**TO DO:**
#1 In the text on the 1995 European Youth Olympic Days, rewrite the stretch from "The 1995 European" through "sports were contested.", replacing "ten sports" with "10 sports".
#2 Answer these questions from the text on the 1995 European Youth Olympic Days:
(a) Who opened the event?
(b) How many nations took part?
(c) What age range was the event for?

*** SELECTED TEXT ***

1995 European Youth Olympic Days
- Host city: Bath
- Country: United Kingdom
- Nations: 47
- Athletes: 1,709
- Sport: 10
- Events: 86
- Opening: 9 July 1995
- Closing: 14 July 1995
- Opened by: Anne, Princess Royal

Summer
- ← Valkenswaard 1993Lisbon 1997 →

Winter
- ← Andorra la Vella 1995Sundsvall 1997 →

= 1995 European Youth Summer Olympic Days =

The 1995 European Youth Summer Olympic Days was the third edition of multi-sport event for European youths between the ages of 12 and 18. It was held at the University of Bath, United Kingdom from 9 to 14 July 1995. A total of ten sports were contested.

*** End of SELECTED TEXT ***
*** SUPPLIED INFORMATION ***

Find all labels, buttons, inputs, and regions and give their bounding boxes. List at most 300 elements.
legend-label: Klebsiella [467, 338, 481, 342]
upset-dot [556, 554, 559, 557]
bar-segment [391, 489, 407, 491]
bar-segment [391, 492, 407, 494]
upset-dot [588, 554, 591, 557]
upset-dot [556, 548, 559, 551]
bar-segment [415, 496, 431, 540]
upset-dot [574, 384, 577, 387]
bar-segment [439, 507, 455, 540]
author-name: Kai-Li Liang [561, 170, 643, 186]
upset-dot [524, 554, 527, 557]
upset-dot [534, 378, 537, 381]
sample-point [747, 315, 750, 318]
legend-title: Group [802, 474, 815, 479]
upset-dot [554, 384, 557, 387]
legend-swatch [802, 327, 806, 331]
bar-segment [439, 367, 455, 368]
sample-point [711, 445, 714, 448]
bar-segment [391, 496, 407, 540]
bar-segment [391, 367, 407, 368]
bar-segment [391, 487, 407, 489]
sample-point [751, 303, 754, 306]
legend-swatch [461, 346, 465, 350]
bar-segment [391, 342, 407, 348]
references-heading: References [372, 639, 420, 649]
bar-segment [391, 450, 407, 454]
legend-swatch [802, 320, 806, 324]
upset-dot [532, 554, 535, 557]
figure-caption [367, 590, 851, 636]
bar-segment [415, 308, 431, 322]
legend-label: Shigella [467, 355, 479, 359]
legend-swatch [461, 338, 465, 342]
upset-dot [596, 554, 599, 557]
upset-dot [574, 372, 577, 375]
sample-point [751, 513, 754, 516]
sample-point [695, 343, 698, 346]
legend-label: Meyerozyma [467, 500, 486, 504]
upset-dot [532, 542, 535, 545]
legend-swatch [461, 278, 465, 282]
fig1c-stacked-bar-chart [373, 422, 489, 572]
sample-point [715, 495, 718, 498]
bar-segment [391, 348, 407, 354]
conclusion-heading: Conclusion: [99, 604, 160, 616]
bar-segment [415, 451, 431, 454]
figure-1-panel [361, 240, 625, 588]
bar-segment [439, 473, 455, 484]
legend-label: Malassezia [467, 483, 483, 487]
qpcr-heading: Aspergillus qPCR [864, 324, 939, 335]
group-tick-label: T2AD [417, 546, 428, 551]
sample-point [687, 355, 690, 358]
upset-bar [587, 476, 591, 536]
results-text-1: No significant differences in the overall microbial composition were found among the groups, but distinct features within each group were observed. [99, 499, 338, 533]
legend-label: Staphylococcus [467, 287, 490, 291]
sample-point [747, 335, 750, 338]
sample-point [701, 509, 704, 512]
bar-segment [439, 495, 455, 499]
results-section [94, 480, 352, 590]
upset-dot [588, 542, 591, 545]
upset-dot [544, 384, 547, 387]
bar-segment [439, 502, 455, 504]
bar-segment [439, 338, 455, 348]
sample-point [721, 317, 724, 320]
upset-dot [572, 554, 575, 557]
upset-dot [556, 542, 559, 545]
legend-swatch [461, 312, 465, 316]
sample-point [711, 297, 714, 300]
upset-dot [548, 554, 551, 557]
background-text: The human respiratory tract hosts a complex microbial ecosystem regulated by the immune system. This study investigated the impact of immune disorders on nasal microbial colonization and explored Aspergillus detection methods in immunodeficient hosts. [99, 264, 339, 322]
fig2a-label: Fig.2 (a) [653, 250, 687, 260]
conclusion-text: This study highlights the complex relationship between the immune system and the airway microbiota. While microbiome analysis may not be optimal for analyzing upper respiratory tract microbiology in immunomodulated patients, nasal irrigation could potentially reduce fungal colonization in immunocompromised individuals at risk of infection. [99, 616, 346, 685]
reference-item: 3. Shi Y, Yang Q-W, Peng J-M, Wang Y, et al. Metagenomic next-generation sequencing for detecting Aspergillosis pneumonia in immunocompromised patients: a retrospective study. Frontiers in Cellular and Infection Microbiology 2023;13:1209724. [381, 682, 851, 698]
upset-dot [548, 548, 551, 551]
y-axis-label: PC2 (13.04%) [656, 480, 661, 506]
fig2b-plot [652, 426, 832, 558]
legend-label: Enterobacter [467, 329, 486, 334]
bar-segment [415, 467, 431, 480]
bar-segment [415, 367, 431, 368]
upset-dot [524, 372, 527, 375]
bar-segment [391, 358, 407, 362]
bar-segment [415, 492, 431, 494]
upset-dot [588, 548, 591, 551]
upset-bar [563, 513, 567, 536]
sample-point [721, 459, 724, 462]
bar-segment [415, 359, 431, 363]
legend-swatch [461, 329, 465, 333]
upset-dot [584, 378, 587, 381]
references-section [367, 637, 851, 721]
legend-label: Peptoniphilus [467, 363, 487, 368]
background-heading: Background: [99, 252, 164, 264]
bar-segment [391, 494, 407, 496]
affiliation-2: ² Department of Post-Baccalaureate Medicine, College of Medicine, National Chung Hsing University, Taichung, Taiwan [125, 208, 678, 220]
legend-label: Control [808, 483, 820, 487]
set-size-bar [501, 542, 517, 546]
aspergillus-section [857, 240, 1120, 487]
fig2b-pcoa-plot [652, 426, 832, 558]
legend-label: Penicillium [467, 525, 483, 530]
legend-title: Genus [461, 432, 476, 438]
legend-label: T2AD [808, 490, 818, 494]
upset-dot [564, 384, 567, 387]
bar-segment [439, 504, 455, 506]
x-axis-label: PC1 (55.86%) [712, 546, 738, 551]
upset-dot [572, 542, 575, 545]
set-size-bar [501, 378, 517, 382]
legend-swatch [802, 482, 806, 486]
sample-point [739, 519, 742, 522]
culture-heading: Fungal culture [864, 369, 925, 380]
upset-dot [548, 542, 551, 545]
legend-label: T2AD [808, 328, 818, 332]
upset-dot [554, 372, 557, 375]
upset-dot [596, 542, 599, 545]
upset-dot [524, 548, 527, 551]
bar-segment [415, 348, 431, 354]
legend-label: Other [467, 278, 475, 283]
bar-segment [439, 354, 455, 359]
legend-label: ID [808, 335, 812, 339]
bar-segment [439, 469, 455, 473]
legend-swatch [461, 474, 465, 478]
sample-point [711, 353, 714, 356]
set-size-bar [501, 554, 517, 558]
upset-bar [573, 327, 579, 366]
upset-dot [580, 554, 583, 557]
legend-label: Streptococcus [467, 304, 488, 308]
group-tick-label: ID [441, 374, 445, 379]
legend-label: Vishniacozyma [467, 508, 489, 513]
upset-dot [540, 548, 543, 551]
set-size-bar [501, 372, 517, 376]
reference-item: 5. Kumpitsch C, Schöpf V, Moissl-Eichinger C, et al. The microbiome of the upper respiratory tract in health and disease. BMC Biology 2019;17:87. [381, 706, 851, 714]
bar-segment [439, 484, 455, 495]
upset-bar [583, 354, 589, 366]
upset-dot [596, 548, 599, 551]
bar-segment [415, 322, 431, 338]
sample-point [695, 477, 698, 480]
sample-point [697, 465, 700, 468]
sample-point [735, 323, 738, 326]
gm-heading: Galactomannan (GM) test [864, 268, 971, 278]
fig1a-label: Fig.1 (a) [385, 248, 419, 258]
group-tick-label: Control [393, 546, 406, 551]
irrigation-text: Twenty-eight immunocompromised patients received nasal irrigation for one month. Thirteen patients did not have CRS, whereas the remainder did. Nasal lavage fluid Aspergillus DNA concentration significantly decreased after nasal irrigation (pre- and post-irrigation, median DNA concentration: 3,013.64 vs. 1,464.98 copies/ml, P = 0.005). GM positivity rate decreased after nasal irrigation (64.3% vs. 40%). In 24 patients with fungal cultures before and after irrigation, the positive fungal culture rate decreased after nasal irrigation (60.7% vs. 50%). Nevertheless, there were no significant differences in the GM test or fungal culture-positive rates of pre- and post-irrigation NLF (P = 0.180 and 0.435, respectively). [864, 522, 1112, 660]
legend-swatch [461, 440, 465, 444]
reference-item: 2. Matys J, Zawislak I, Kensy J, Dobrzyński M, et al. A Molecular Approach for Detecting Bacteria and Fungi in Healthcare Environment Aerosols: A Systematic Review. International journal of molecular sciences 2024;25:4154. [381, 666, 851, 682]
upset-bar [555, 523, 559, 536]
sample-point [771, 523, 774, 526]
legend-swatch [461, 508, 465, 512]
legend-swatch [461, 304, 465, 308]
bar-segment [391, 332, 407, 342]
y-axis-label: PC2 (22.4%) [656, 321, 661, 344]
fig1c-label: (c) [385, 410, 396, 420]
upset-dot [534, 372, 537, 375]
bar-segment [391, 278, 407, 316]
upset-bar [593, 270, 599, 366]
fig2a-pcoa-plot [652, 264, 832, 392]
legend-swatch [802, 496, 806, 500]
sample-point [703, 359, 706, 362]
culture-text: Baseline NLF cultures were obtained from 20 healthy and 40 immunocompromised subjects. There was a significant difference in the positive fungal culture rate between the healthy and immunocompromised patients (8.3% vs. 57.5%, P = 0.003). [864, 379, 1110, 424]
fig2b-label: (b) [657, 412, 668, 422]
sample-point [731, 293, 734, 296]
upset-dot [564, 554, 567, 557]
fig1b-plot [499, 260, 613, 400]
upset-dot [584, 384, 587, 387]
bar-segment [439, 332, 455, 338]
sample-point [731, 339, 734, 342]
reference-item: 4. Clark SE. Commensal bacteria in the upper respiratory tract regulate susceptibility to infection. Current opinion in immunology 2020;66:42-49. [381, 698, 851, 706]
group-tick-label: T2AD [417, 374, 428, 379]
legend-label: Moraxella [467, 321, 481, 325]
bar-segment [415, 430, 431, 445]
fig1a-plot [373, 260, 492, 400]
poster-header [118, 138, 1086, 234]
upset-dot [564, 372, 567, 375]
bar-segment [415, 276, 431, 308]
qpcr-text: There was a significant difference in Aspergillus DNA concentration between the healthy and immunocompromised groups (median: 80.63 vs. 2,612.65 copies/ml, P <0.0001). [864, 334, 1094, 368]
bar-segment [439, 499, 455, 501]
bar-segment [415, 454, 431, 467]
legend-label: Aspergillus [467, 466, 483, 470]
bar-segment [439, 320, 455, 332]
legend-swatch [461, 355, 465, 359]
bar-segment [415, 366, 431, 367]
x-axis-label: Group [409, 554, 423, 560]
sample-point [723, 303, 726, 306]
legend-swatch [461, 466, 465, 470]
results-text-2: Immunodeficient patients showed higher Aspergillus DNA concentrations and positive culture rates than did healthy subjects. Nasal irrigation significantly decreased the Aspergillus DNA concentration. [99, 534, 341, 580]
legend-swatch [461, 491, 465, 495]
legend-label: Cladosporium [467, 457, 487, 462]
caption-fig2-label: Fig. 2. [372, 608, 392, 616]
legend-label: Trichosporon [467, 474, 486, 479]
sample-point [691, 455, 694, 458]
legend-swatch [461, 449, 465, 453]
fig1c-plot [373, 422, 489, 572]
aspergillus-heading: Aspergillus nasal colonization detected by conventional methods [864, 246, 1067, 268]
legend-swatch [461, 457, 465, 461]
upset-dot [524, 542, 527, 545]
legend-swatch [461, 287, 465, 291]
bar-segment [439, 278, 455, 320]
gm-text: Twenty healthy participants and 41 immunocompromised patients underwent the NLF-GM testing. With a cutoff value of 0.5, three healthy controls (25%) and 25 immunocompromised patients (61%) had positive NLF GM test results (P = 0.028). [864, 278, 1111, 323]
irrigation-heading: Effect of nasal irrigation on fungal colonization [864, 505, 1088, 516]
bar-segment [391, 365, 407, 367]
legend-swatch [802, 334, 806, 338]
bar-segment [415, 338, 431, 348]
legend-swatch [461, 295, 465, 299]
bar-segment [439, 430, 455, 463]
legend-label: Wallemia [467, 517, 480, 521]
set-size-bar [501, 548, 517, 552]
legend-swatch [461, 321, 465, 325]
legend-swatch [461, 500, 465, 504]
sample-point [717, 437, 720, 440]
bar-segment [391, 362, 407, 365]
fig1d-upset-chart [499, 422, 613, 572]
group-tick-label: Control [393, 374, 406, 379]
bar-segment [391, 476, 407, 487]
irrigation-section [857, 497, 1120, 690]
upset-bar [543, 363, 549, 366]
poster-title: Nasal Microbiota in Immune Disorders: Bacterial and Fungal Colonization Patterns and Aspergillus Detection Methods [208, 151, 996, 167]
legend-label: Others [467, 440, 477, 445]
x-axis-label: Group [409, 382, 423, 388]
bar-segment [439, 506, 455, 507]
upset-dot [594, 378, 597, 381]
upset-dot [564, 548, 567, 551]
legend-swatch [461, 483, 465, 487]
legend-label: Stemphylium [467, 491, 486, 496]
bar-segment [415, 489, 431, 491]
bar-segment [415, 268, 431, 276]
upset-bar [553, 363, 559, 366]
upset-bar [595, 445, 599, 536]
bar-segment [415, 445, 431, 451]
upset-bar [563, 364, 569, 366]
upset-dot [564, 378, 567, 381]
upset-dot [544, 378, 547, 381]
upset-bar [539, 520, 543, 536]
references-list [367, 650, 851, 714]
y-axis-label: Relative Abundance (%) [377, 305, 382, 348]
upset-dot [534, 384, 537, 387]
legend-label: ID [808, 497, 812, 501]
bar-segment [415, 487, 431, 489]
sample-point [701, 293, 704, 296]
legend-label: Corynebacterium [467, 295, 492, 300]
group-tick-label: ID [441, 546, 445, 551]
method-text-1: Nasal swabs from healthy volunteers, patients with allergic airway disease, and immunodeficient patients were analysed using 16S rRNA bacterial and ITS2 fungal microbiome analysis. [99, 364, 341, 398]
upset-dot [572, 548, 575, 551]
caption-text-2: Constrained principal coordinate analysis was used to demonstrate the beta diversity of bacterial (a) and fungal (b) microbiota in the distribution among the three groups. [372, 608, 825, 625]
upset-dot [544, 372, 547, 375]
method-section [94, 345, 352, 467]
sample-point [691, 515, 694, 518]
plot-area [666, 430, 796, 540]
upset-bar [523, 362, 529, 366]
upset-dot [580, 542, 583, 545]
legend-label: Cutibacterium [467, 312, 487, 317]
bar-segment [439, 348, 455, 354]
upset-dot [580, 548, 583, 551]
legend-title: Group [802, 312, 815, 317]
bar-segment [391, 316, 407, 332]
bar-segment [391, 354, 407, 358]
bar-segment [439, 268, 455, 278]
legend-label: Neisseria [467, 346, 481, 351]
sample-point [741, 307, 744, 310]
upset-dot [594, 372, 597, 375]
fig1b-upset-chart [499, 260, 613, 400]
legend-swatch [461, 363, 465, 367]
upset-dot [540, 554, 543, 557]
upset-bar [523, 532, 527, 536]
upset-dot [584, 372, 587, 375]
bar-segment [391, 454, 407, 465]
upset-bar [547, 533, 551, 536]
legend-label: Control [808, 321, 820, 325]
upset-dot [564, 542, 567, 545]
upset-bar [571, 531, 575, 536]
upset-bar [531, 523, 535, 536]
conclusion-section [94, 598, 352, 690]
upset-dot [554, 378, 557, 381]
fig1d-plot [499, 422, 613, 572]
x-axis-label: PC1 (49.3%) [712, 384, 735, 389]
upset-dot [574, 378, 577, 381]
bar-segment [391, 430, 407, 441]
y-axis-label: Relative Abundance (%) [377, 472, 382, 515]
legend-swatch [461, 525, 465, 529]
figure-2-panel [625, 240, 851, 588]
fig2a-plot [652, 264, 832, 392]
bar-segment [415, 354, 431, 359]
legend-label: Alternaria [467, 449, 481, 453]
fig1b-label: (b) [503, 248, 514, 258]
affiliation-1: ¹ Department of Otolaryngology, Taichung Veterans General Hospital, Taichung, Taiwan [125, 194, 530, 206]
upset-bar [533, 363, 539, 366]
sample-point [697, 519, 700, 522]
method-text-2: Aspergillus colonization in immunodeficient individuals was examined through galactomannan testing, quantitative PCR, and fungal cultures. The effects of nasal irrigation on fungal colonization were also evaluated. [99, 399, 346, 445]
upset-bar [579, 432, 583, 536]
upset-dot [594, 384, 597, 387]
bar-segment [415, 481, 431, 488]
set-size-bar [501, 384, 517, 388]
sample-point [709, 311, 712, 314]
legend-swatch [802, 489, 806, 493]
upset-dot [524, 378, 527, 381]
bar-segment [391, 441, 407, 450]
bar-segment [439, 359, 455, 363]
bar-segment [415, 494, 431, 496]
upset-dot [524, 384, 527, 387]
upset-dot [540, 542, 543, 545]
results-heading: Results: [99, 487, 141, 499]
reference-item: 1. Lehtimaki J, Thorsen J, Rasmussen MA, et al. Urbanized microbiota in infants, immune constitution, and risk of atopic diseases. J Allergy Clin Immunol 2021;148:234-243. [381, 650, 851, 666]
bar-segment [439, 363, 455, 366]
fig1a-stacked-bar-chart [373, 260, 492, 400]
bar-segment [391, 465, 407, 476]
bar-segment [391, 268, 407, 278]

*** End of SUPPLIED INFORMATION ***

**RESPONSE LIST:**
#1
The 1995 European Youth Summer Olympic Days was the third edition of multi-sport event for European youths between the ages of 12 and 18. It was held at the University of Bath, United Kingdom from 9 to 14 July 1995. A total of 10 sports were contested.

#2
(a) Anne, Princess Royal
(b) 47
(c) Between 12 and 18